WRITTEN INSTRUCTION: Pull out every line below that contains the string "cyan".

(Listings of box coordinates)

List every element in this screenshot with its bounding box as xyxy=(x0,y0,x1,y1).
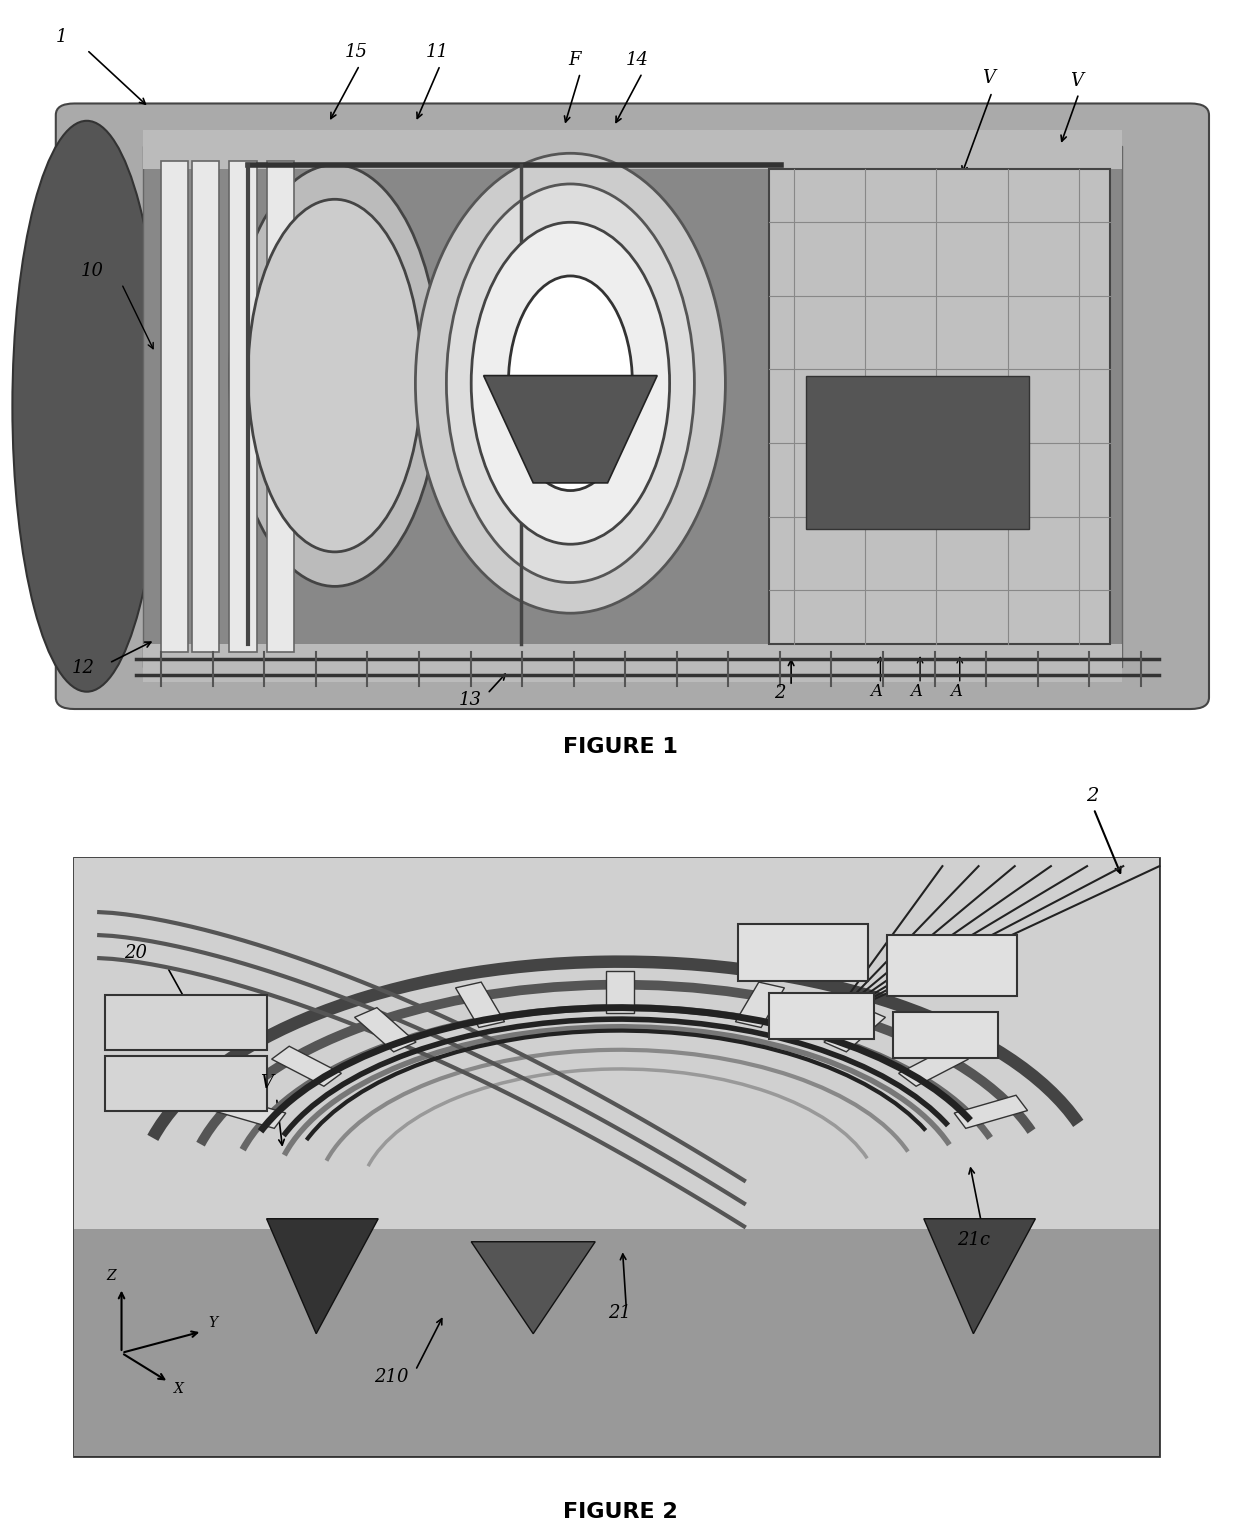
Polygon shape xyxy=(955,1095,1028,1128)
Ellipse shape xyxy=(12,121,161,691)
Text: 21c: 21c xyxy=(957,1231,991,1249)
Ellipse shape xyxy=(446,184,694,583)
FancyBboxPatch shape xyxy=(267,161,294,652)
Text: X: X xyxy=(174,1381,184,1395)
Text: FIGURE 1: FIGURE 1 xyxy=(563,737,677,757)
FancyBboxPatch shape xyxy=(192,161,219,652)
FancyBboxPatch shape xyxy=(105,995,267,1050)
Ellipse shape xyxy=(415,153,725,613)
FancyBboxPatch shape xyxy=(56,104,1209,708)
Text: FIGURE 2: FIGURE 2 xyxy=(563,1501,677,1522)
Text: V: V xyxy=(982,69,994,87)
Text: 21: 21 xyxy=(608,1305,631,1323)
FancyBboxPatch shape xyxy=(806,376,1029,529)
FancyBboxPatch shape xyxy=(769,169,1110,644)
Text: F: F xyxy=(568,51,580,69)
Ellipse shape xyxy=(471,222,670,544)
Polygon shape xyxy=(355,1007,417,1052)
Text: Y: Y xyxy=(208,1315,217,1329)
Polygon shape xyxy=(823,1007,885,1052)
FancyBboxPatch shape xyxy=(161,161,188,652)
Text: A: A xyxy=(910,684,923,701)
Text: 20: 20 xyxy=(124,944,148,963)
FancyBboxPatch shape xyxy=(143,644,1122,682)
Text: V: V xyxy=(260,1075,273,1093)
Text: A: A xyxy=(950,684,962,701)
FancyBboxPatch shape xyxy=(74,858,1159,1229)
FancyBboxPatch shape xyxy=(105,1056,267,1111)
FancyBboxPatch shape xyxy=(143,130,1122,169)
Polygon shape xyxy=(471,1242,595,1334)
Text: 15: 15 xyxy=(345,43,368,61)
Ellipse shape xyxy=(248,199,422,552)
FancyBboxPatch shape xyxy=(143,146,1122,667)
Text: 210: 210 xyxy=(374,1367,409,1386)
Text: 1: 1 xyxy=(56,28,67,46)
Polygon shape xyxy=(484,376,657,483)
FancyBboxPatch shape xyxy=(738,923,868,981)
Text: 14: 14 xyxy=(626,51,650,69)
Text: 2: 2 xyxy=(1086,786,1099,805)
Text: 11: 11 xyxy=(425,43,449,61)
Ellipse shape xyxy=(229,166,440,587)
Text: 13: 13 xyxy=(459,691,482,710)
Polygon shape xyxy=(455,983,505,1027)
Text: 10: 10 xyxy=(81,262,104,281)
Text: Z: Z xyxy=(107,1269,117,1283)
Text: 12: 12 xyxy=(72,659,95,678)
Polygon shape xyxy=(924,1219,1035,1334)
Polygon shape xyxy=(267,1219,378,1334)
Ellipse shape xyxy=(508,276,632,491)
Text: 2: 2 xyxy=(774,684,785,702)
Polygon shape xyxy=(899,1046,968,1087)
Text: A: A xyxy=(870,684,883,701)
Polygon shape xyxy=(606,972,634,1013)
FancyBboxPatch shape xyxy=(769,993,874,1039)
FancyBboxPatch shape xyxy=(74,1229,1159,1456)
FancyBboxPatch shape xyxy=(74,858,1159,1456)
Polygon shape xyxy=(212,1095,285,1128)
Polygon shape xyxy=(735,983,785,1027)
FancyBboxPatch shape xyxy=(887,935,1017,996)
FancyBboxPatch shape xyxy=(229,161,257,652)
Text: V: V xyxy=(1070,72,1083,90)
Polygon shape xyxy=(272,1046,341,1087)
FancyBboxPatch shape xyxy=(893,1012,998,1058)
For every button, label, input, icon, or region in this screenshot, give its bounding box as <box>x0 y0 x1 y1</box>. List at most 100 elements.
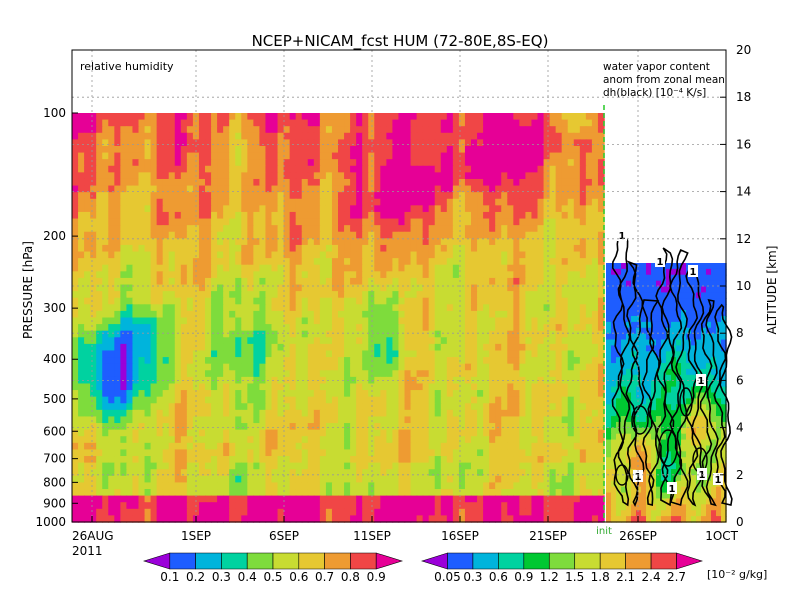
rh-cell <box>72 165 79 174</box>
rh-cell <box>247 357 255 365</box>
rh-cell <box>126 409 134 418</box>
rh-cell <box>325 449 333 457</box>
rh-cell <box>392 291 400 299</box>
rh-cell <box>471 324 478 332</box>
rh-cell <box>217 310 224 319</box>
rh-cell <box>295 139 303 147</box>
rh-cell <box>573 139 581 147</box>
rh-cell <box>519 271 527 279</box>
rh-cell <box>120 271 128 279</box>
rh-cell <box>531 462 539 470</box>
rh-cell <box>247 297 255 306</box>
rh-cell <box>579 429 587 437</box>
rh-cell <box>162 337 170 345</box>
rh-cell <box>78 442 85 451</box>
rh-cell <box>259 178 267 187</box>
rh-cell <box>567 119 575 127</box>
rh-cell <box>591 297 599 306</box>
rh-cell <box>138 291 146 299</box>
rh-cell <box>132 462 140 470</box>
rh-cell <box>591 370 599 378</box>
rh-cell <box>150 284 158 292</box>
rh-cell <box>247 304 255 312</box>
rh-cell <box>531 475 539 484</box>
rh-cell <box>96 139 103 147</box>
rh-cell <box>464 178 472 187</box>
rh-cell <box>362 178 369 187</box>
rh-cell <box>440 363 448 371</box>
rh-cell <box>344 310 351 319</box>
rh-cell <box>259 258 267 266</box>
rh-cell <box>259 390 267 398</box>
rh-cell <box>549 416 557 424</box>
rh-cell <box>410 324 418 332</box>
rh-cell <box>392 192 400 200</box>
rh-cell <box>597 343 605 352</box>
rh-cell <box>495 218 502 226</box>
rh-cell <box>192 264 200 273</box>
rh-cell <box>573 145 581 154</box>
rh-cell <box>108 337 116 345</box>
rh-cell <box>331 297 339 306</box>
rh-cell <box>477 482 484 490</box>
rh-cell <box>543 258 551 266</box>
rh-cell <box>507 403 515 411</box>
rh-cell <box>344 357 351 365</box>
rh-cell <box>84 403 91 411</box>
rh-cell <box>331 284 339 292</box>
rh-cell <box>597 475 605 484</box>
rh-cell <box>313 442 321 451</box>
rh-cell <box>295 271 303 279</box>
rh-cell <box>428 429 436 437</box>
rh-cell <box>295 225 303 233</box>
rh-cell <box>313 363 321 371</box>
rh-cell <box>138 113 146 121</box>
rh-cell <box>416 277 424 286</box>
rh-cell <box>374 152 382 160</box>
rh-cell <box>229 264 236 273</box>
rh-cell <box>78 132 85 141</box>
rh-cell <box>132 258 140 266</box>
rh-cell <box>428 132 436 141</box>
rh-cell <box>458 152 466 160</box>
rh-cell <box>458 409 466 418</box>
rh-cell <box>446 475 454 484</box>
rh-cell <box>144 231 152 240</box>
rh-cell <box>507 343 515 352</box>
rh-cell <box>513 218 521 226</box>
rh-cell <box>211 449 218 457</box>
rh-cell <box>338 304 345 312</box>
rh-cell <box>162 350 170 358</box>
rh-cell <box>96 211 103 220</box>
rh-cell <box>452 231 460 240</box>
rh-cell <box>144 238 152 246</box>
rh-cell <box>259 277 267 286</box>
rh-cell <box>235 317 242 325</box>
rh-cell <box>368 244 375 253</box>
rh-cell <box>374 409 382 418</box>
rh-cell <box>301 396 309 404</box>
rh-cell <box>319 218 327 226</box>
rh-cell <box>537 423 545 431</box>
rh-cell <box>483 231 490 240</box>
rh-cell <box>331 126 339 134</box>
rh-cell <box>223 185 230 193</box>
rh-cell <box>356 178 363 187</box>
rh-cell <box>386 198 394 207</box>
rh-cell <box>555 251 563 259</box>
rh-cell <box>229 198 236 207</box>
rh-cell <box>458 165 466 174</box>
rh-cell <box>549 258 557 266</box>
rh-cell <box>205 482 212 490</box>
rh-cell <box>217 475 224 484</box>
rh-cell <box>555 132 563 141</box>
rh-cell <box>434 178 442 187</box>
rh-cell <box>168 159 176 167</box>
rh-cell <box>217 304 224 312</box>
rh-cell <box>138 310 146 319</box>
rh-cell <box>446 396 454 404</box>
rh-cell <box>495 178 502 187</box>
rh-cell <box>120 113 128 121</box>
rh-cell <box>307 436 315 444</box>
rh-cell <box>331 192 339 200</box>
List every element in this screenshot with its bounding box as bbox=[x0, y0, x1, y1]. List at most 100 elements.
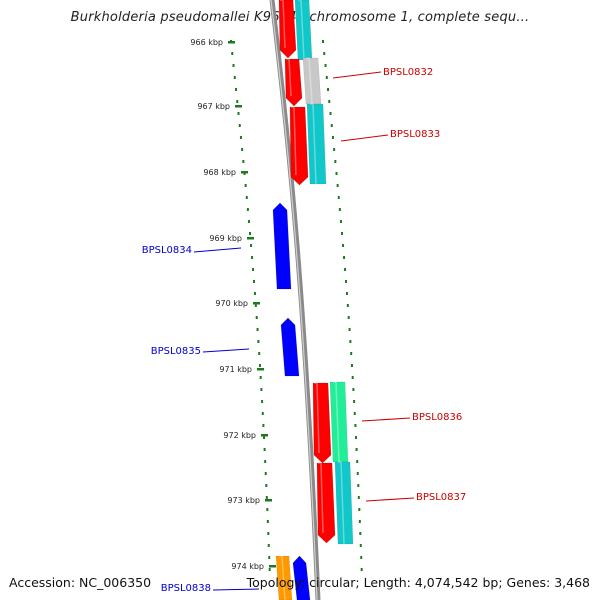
gc-dot bbox=[244, 184, 247, 187]
gc-dot bbox=[263, 448, 266, 451]
gc-dot bbox=[253, 280, 256, 283]
gc-dot bbox=[255, 316, 258, 319]
tick-mark bbox=[269, 565, 276, 568]
gc-dot bbox=[256, 328, 259, 331]
gc-dot bbox=[252, 268, 255, 271]
gene-label-reverse[interactable]: BPSL0838 bbox=[161, 583, 211, 594]
gene-label-forward-leader bbox=[365, 497, 415, 502]
tick-label: 973 kbp bbox=[227, 496, 260, 505]
gene-label-forward[interactable]: BPSL0833 bbox=[390, 129, 440, 140]
cyan-feature-shine bbox=[298, 0, 305, 61]
tick-label: 968 kbp bbox=[203, 168, 236, 177]
gene-label-forward[interactable]: BPSL0837 bbox=[416, 492, 466, 503]
cds-reverse-arrow[interactable] bbox=[280, 317, 300, 377]
gc-dot bbox=[330, 124, 333, 127]
tick-mark bbox=[265, 499, 272, 502]
features-layer[interactable] bbox=[272, 0, 354, 600]
gc-dot bbox=[247, 220, 250, 223]
gc-dot bbox=[251, 256, 254, 259]
gc-dot bbox=[355, 436, 358, 439]
gc-dot bbox=[238, 124, 241, 127]
tick-mark bbox=[257, 368, 264, 371]
gene-label-reverse[interactable]: BPSL0835 bbox=[151, 346, 201, 357]
gene-label-forward[interactable]: BPSL0836 bbox=[412, 412, 462, 423]
tick-label: 971 kbp bbox=[219, 365, 252, 374]
gc-dot bbox=[237, 112, 240, 115]
gene-label-reverse[interactable]: BPSL0834 bbox=[142, 245, 192, 256]
gc-dot bbox=[268, 568, 271, 571]
gc-dot bbox=[349, 340, 352, 343]
gc-dot bbox=[358, 520, 361, 523]
gc-dot bbox=[322, 40, 324, 43]
gc-dot bbox=[241, 148, 244, 151]
tick-label: 966 kbp bbox=[190, 38, 223, 47]
tick-mark bbox=[253, 302, 260, 305]
gc-dot bbox=[254, 304, 257, 307]
gc-dot bbox=[357, 496, 360, 499]
gc-dot bbox=[345, 280, 348, 283]
gc-dot bbox=[355, 448, 358, 451]
gc-dot bbox=[262, 424, 265, 427]
gc-dot bbox=[338, 208, 341, 211]
gc-dot bbox=[232, 64, 235, 67]
tick-label: 967 kbp bbox=[197, 102, 230, 111]
cyan-feature[interactable] bbox=[306, 103, 327, 185]
cds-forward-arrow[interactable] bbox=[284, 58, 303, 107]
gene-label-reverse-leader bbox=[212, 588, 260, 591]
gc-dot bbox=[325, 76, 328, 79]
gc-dot bbox=[358, 508, 361, 511]
gc-dot bbox=[344, 268, 347, 271]
gc-dot bbox=[356, 460, 359, 463]
cds-reverse-arrow[interactable] bbox=[292, 555, 311, 600]
gc-dot bbox=[341, 232, 344, 235]
tick-label: 972 kbp bbox=[223, 431, 256, 440]
gene-label-forward-leader bbox=[332, 71, 382, 79]
gc-dot bbox=[253, 292, 256, 295]
cyan-feature-shine bbox=[338, 461, 345, 545]
cds-forward-arrow[interactable] bbox=[278, 0, 297, 59]
gc-dot bbox=[233, 76, 236, 79]
gc-dot bbox=[250, 244, 253, 247]
cds-forward-arrow[interactable] bbox=[289, 106, 309, 186]
orange-feature[interactable] bbox=[275, 555, 293, 600]
gc-dot bbox=[345, 292, 348, 295]
tick-mark bbox=[228, 41, 235, 44]
gc-dot bbox=[260, 388, 263, 391]
cyan-feature[interactable] bbox=[334, 461, 354, 545]
gc-dot bbox=[328, 100, 331, 103]
gc-dot bbox=[261, 400, 264, 403]
green-feature-shine bbox=[333, 381, 340, 463]
gc-dot bbox=[324, 64, 327, 67]
gc-dot bbox=[266, 520, 269, 523]
gc-content-track bbox=[230, 40, 363, 571]
tick-mark bbox=[241, 171, 248, 174]
gc-dot bbox=[337, 196, 340, 199]
gc-dot bbox=[350, 352, 353, 355]
gc-dot bbox=[359, 532, 362, 535]
gc-dot bbox=[264, 460, 267, 463]
gc-dot bbox=[339, 220, 342, 223]
tick-mark bbox=[247, 237, 254, 240]
gc-dot bbox=[346, 304, 349, 307]
cds-forward-arrow-shine bbox=[280, 0, 286, 49]
accession-text: Accession: NC_006350 bbox=[9, 575, 152, 590]
gene-label-reverse-leader bbox=[193, 247, 242, 253]
gc-dot bbox=[236, 100, 239, 103]
gc-dot bbox=[347, 316, 350, 319]
gc-dot bbox=[239, 136, 242, 139]
gc-dot bbox=[249, 232, 252, 235]
gc-dot bbox=[327, 88, 330, 91]
cds-forward-arrow[interactable] bbox=[312, 382, 332, 464]
gc-dot bbox=[265, 496, 268, 499]
gc-dot bbox=[268, 556, 271, 559]
cds-forward-arrow[interactable] bbox=[316, 462, 336, 544]
cds-reverse-arrow[interactable] bbox=[272, 202, 292, 290]
gene-label-forward-leader bbox=[361, 417, 411, 422]
gc-dot bbox=[329, 112, 332, 115]
gene-labels[interactable]: BPSL0832 BPSL0833 BPSL0836 BPSL0837 BPSL0834… bbox=[142, 67, 467, 594]
gene-label-forward[interactable]: BPSL0832 bbox=[383, 67, 433, 78]
tick-mark bbox=[261, 434, 268, 437]
tick-label: 969 kbp bbox=[209, 234, 242, 243]
gc-dot bbox=[263, 436, 266, 439]
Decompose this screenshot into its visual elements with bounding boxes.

REPLY:
cyan-feature-shine bbox=[298, 0, 305, 61]
cyan-feature[interactable] bbox=[306, 103, 327, 185]
cyan-feature-shine bbox=[338, 461, 345, 545]
cyan-feature[interactable] bbox=[334, 461, 354, 545]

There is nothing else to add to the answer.